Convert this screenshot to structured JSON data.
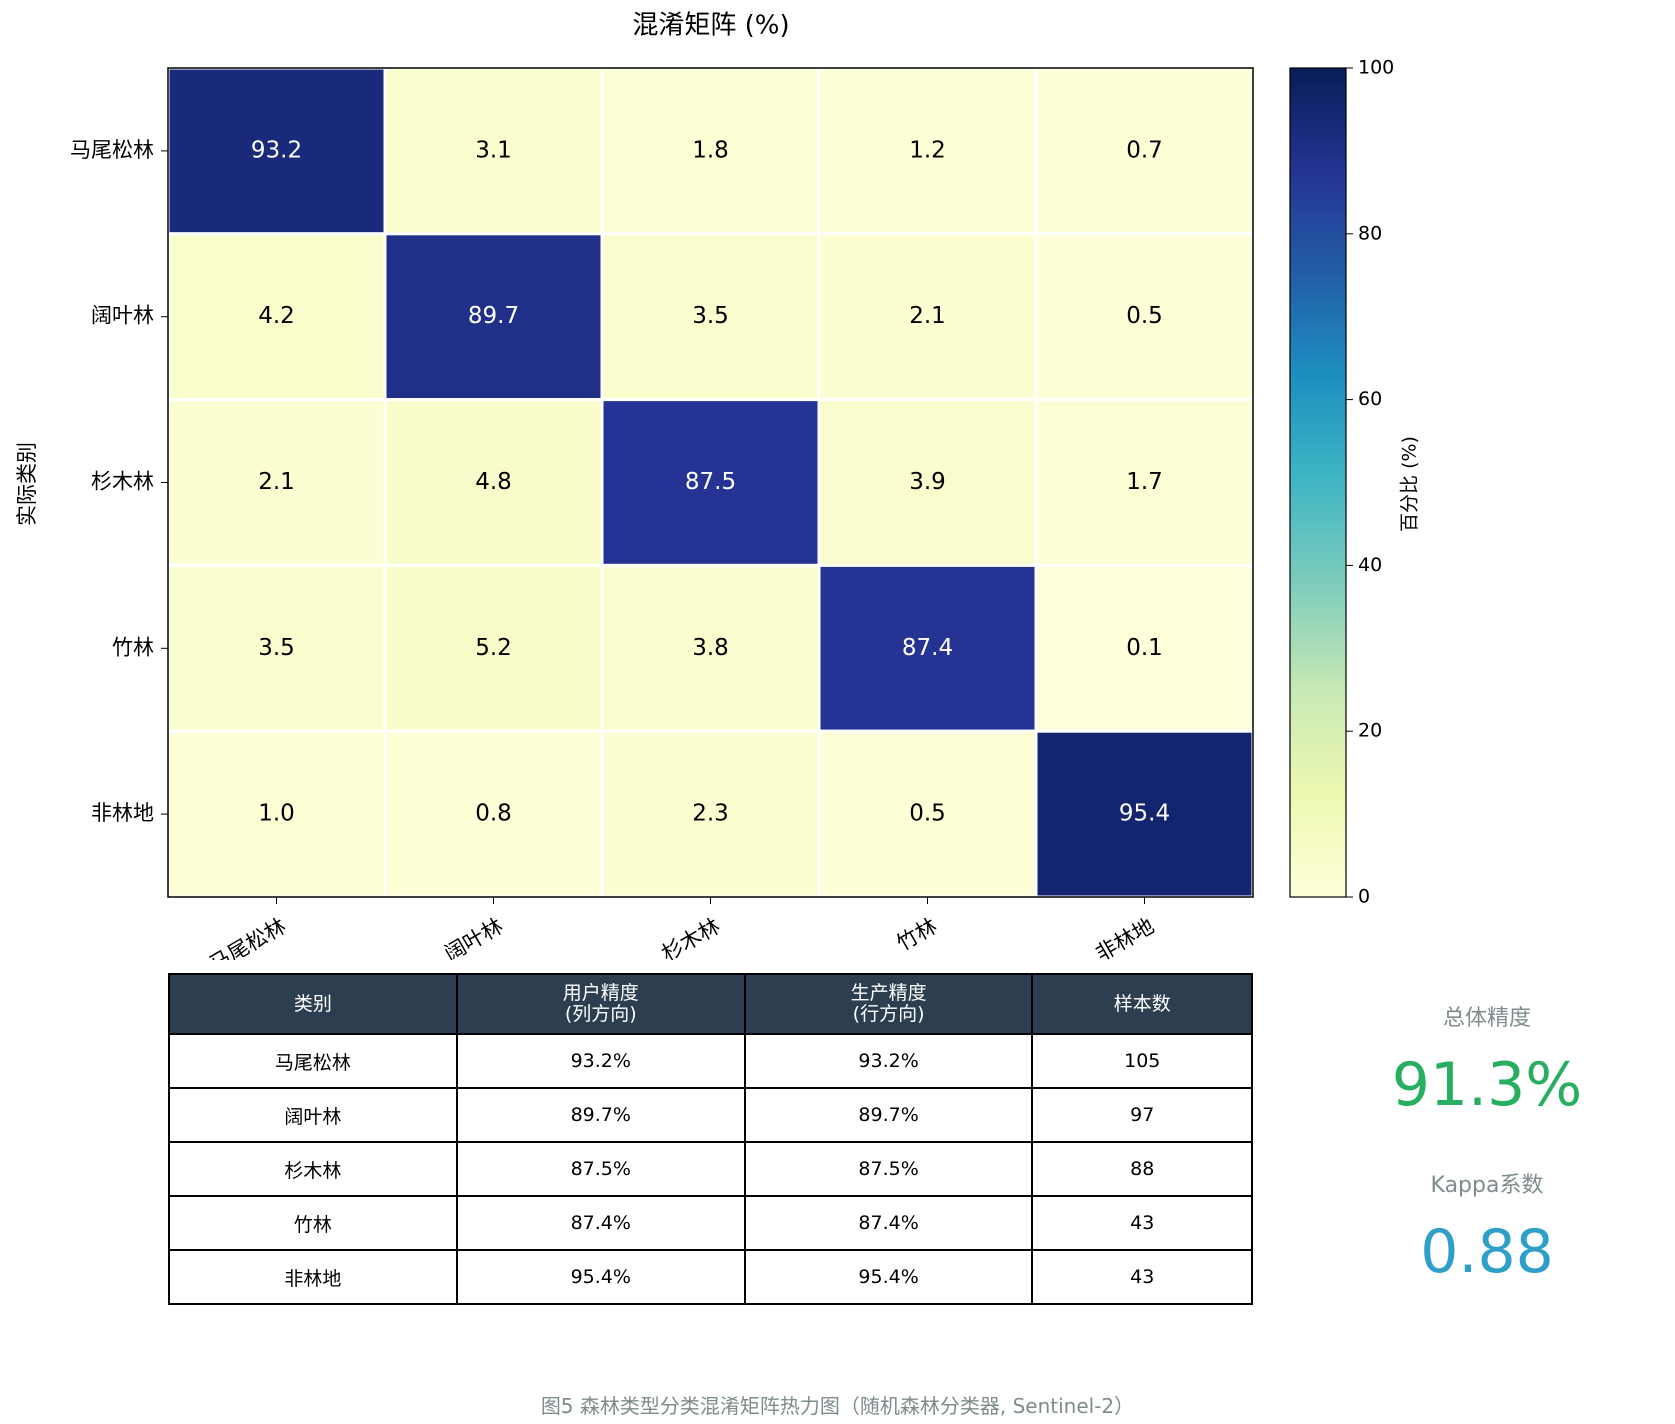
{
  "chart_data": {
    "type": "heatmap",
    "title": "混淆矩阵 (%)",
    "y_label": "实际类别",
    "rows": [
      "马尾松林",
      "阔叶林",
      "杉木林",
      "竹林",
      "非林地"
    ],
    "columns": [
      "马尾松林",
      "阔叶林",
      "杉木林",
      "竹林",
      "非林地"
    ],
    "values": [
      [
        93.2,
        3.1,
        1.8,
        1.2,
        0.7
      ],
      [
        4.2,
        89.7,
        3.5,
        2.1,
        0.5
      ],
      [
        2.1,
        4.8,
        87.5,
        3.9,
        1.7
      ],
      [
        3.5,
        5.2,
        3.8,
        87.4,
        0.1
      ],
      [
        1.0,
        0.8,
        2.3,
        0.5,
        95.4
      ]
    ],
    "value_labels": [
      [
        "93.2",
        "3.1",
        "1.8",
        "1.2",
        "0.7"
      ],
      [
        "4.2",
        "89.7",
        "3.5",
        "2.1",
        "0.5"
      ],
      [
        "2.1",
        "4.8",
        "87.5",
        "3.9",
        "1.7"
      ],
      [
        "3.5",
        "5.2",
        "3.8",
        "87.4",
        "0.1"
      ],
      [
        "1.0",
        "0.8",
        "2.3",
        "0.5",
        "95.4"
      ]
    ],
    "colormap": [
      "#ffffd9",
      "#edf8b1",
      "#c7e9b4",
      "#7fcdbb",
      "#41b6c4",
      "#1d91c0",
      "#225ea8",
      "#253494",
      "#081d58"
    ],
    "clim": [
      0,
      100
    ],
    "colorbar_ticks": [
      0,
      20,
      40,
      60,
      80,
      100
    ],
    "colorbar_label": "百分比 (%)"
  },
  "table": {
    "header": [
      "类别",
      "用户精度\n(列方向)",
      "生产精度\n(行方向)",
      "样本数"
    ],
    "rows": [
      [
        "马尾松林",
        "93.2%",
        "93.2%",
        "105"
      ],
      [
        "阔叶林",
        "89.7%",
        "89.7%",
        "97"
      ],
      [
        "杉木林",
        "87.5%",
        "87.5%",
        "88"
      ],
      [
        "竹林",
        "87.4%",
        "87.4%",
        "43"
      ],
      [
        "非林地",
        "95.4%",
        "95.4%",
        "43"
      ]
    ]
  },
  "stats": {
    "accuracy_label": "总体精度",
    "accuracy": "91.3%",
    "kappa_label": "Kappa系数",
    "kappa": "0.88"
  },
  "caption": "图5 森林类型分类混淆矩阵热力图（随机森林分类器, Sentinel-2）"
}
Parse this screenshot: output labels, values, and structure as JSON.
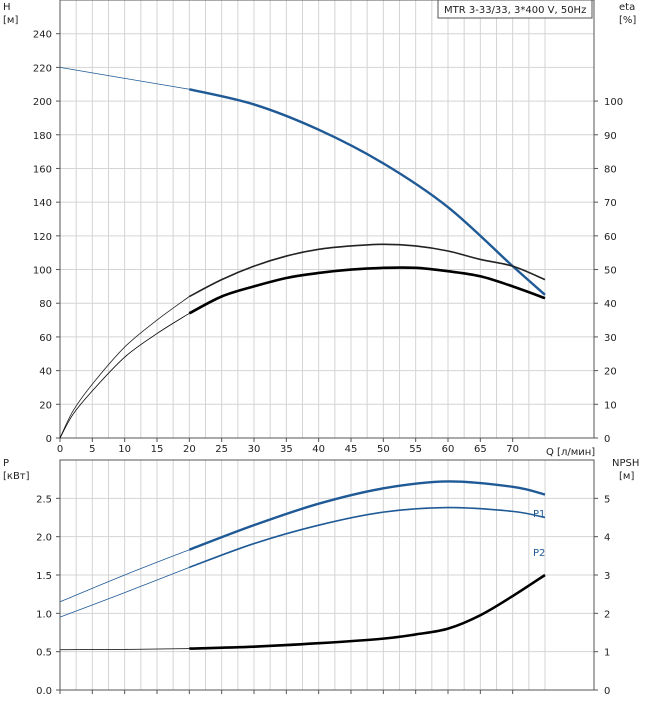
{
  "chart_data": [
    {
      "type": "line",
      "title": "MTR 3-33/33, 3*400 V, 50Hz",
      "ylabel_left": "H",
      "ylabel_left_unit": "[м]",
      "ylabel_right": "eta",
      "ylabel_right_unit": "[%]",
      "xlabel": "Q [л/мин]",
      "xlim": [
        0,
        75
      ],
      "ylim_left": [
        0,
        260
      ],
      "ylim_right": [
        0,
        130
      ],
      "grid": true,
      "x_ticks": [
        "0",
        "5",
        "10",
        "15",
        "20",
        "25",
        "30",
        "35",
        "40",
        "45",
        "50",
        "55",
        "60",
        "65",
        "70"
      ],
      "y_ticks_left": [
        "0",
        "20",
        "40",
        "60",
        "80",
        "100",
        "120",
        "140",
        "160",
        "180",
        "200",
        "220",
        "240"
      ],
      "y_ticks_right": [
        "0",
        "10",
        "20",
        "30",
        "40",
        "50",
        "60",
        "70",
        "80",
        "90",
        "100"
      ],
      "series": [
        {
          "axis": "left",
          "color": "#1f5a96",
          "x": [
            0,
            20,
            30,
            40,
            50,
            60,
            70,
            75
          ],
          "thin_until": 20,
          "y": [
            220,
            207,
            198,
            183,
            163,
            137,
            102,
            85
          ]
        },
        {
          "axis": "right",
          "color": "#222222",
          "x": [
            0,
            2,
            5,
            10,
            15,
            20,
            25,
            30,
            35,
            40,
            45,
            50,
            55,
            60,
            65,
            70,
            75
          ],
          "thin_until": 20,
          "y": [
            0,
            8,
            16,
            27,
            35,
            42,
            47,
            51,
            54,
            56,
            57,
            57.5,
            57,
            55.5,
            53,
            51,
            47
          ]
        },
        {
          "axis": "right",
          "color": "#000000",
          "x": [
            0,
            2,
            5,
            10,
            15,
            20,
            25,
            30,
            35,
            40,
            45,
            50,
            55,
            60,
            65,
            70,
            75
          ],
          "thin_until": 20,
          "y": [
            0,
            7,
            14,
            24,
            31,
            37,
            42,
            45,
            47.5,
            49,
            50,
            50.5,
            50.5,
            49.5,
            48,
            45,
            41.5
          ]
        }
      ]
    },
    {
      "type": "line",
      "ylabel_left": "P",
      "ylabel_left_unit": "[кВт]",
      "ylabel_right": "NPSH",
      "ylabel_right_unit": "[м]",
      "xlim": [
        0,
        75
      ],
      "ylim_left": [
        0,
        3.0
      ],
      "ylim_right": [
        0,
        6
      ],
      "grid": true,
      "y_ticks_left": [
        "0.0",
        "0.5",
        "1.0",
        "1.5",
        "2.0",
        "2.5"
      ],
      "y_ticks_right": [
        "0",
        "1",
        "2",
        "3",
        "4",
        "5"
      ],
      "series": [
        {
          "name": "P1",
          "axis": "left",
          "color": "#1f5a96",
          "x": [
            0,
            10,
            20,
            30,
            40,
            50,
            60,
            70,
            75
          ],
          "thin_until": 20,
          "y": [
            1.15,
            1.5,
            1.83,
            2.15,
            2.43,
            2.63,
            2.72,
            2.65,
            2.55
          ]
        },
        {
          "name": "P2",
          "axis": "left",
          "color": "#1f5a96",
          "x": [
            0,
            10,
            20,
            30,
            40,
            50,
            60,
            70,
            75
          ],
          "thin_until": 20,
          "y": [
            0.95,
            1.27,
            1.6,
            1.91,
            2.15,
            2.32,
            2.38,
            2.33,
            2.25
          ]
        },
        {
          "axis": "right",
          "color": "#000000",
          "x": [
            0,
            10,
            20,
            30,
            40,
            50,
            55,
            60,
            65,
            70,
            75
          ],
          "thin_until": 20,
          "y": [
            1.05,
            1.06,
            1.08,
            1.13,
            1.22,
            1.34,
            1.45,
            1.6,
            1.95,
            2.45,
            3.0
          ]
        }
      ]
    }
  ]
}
━━━━━━━━━━━━━━━━
# Task objective:
Leave the pictures out and copy the rest of the data exactly.

# Task response:
Convert this screenshot to structured JSON data.
{
  "chart_data": {
    "type": "heatmap",
    "title": "混淆矩阵 (%)",
    "y_label": "实际类别",
    "rows": [
      "马尾松林",
      "阔叶林",
      "杉木林",
      "竹林",
      "非林地"
    ],
    "columns": [
      "马尾松林",
      "阔叶林",
      "杉木林",
      "竹林",
      "非林地"
    ],
    "values": [
      [
        93.2,
        3.1,
        1.8,
        1.2,
        0.7
      ],
      [
        4.2,
        89.7,
        3.5,
        2.1,
        0.5
      ],
      [
        2.1,
        4.8,
        87.5,
        3.9,
        1.7
      ],
      [
        3.5,
        5.2,
        3.8,
        87.4,
        0.1
      ],
      [
        1.0,
        0.8,
        2.3,
        0.5,
        95.4
      ]
    ],
    "value_labels": [
      [
        "93.2",
        "3.1",
        "1.8",
        "1.2",
        "0.7"
      ],
      [
        "4.2",
        "89.7",
        "3.5",
        "2.1",
        "0.5"
      ],
      [
        "2.1",
        "4.8",
        "87.5",
        "3.9",
        "1.7"
      ],
      [
        "3.5",
        "5.2",
        "3.8",
        "87.4",
        "0.1"
      ],
      [
        "1.0",
        "0.8",
        "2.3",
        "0.5",
        "95.4"
      ]
    ],
    "colormap": [
      "#ffffd9",
      "#edf8b1",
      "#c7e9b4",
      "#7fcdbb",
      "#41b6c4",
      "#1d91c0",
      "#225ea8",
      "#253494",
      "#081d58"
    ],
    "clim": [
      0,
      100
    ],
    "colorbar_ticks": [
      0,
      20,
      40,
      60,
      80,
      100
    ],
    "colorbar_label": "百分比 (%)"
  },
  "table": {
    "header": [
      "类别",
      "用户精度\n(列方向)",
      "生产精度\n(行方向)",
      "样本数"
    ],
    "rows": [
      [
        "马尾松林",
        "93.2%",
        "93.2%",
        "105"
      ],
      [
        "阔叶林",
        "89.7%",
        "89.7%",
        "97"
      ],
      [
        "杉木林",
        "87.5%",
        "87.5%",
        "88"
      ],
      [
        "竹林",
        "87.4%",
        "87.4%",
        "43"
      ],
      [
        "非林地",
        "95.4%",
        "95.4%",
        "43"
      ]
    ]
  },
  "stats": {
    "accuracy_label": "总体精度",
    "accuracy": "91.3%",
    "kappa_label": "Kappa系数",
    "kappa": "0.88"
  },
  "caption": "图5 森林类型分类混淆矩阵热力图（随机森林分类器, Sentinel-2）"
}
Parse this screenshot: output labels, values, and structure as JSON.
{
  "chart_data": [
    {
      "type": "line",
      "title": "MTR 3-33/33, 3*400 V, 50Hz",
      "ylabel_left": "H",
      "ylabel_left_unit": "[м]",
      "ylabel_right": "eta",
      "ylabel_right_unit": "[%]",
      "xlabel": "Q [л/мин]",
      "xlim": [
        0,
        75
      ],
      "ylim_left": [
        0,
        260
      ],
      "ylim_right": [
        0,
        130
      ],
      "grid": true,
      "x_ticks": [
        "0",
        "5",
        "10",
        "15",
        "20",
        "25",
        "30",
        "35",
        "40",
        "45",
        "50",
        "55",
        "60",
        "65",
        "70"
      ],
      "y_ticks_left": [
        "0",
        "20",
        "40",
        "60",
        "80",
        "100",
        "120",
        "140",
        "160",
        "180",
        "200",
        "220",
        "240"
      ],
      "y_ticks_right": [
        "0",
        "10",
        "20",
        "30",
        "40",
        "50",
        "60",
        "70",
        "80",
        "90",
        "100"
      ],
      "series": [
        {
          "axis": "left",
          "color": "#1f5a96",
          "x": [
            0,
            20,
            30,
            40,
            50,
            60,
            70,
            75
          ],
          "thin_until": 20,
          "y": [
            220,
            207,
            198,
            183,
            163,
            137,
            102,
            85
          ]
        },
        {
          "axis": "right",
          "color": "#222222",
          "x": [
            0,
            2,
            5,
            10,
            15,
            20,
            25,
            30,
            35,
            40,
            45,
            50,
            55,
            60,
            65,
            70,
            75
          ],
          "thin_until": 20,
          "y": [
            0,
            8,
            16,
            27,
            35,
            42,
            47,
            51,
            54,
            56,
            57,
            57.5,
            57,
            55.5,
            53,
            51,
            47
          ]
        },
        {
          "axis": "right",
          "color": "#000000",
          "x": [
            0,
            2,
            5,
            10,
            15,
            20,
            25,
            30,
            35,
            40,
            45,
            50,
            55,
            60,
            65,
            70,
            75
          ],
          "thin_until": 20,
          "y": [
            0,
            7,
            14,
            24,
            31,
            37,
            42,
            45,
            47.5,
            49,
            50,
            50.5,
            50.5,
            49.5,
            48,
            45,
            41.5
          ]
        }
      ]
    },
    {
      "type": "line",
      "ylabel_left": "P",
      "ylabel_left_unit": "[кВт]",
      "ylabel_right": "NPSH",
      "ylabel_right_unit": "[м]",
      "xlim": [
        0,
        75
      ],
      "ylim_left": [
        0,
        3.0
      ],
      "ylim_right": [
        0,
        6
      ],
      "grid": true,
      "y_ticks_left": [
        "0.0",
        "0.5",
        "1.0",
        "1.5",
        "2.0",
        "2.5"
      ],
      "y_ticks_right": [
        "0",
        "1",
        "2",
        "3",
        "4",
        "5"
      ],
      "series": [
        {
          "name": "P1",
          "axis": "left",
          "color": "#1f5a96",
          "x": [
            0,
            10,
            20,
            30,
            40,
            50,
            60,
            70,
            75
          ],
          "thin_until": 20,
          "y": [
            1.15,
            1.5,
            1.83,
            2.15,
            2.43,
            2.63,
            2.72,
            2.65,
            2.55
          ]
        },
        {
          "name": "P2",
          "axis": "left",
          "color": "#1f5a96",
          "x": [
            0,
            10,
            20,
            30,
            40,
            50,
            60,
            70,
            75
          ],
          "thin_until": 20,
          "y": [
            0.95,
            1.27,
            1.6,
            1.91,
            2.15,
            2.32,
            2.38,
            2.33,
            2.25
          ]
        },
        {
          "axis": "right",
          "color": "#000000",
          "x": [
            0,
            10,
            20,
            30,
            40,
            50,
            55,
            60,
            65,
            70,
            75
          ],
          "thin_until": 20,
          "y": [
            1.05,
            1.06,
            1.08,
            1.13,
            1.22,
            1.34,
            1.45,
            1.6,
            1.95,
            2.45,
            3.0
          ]
        }
      ]
    }
  ]
}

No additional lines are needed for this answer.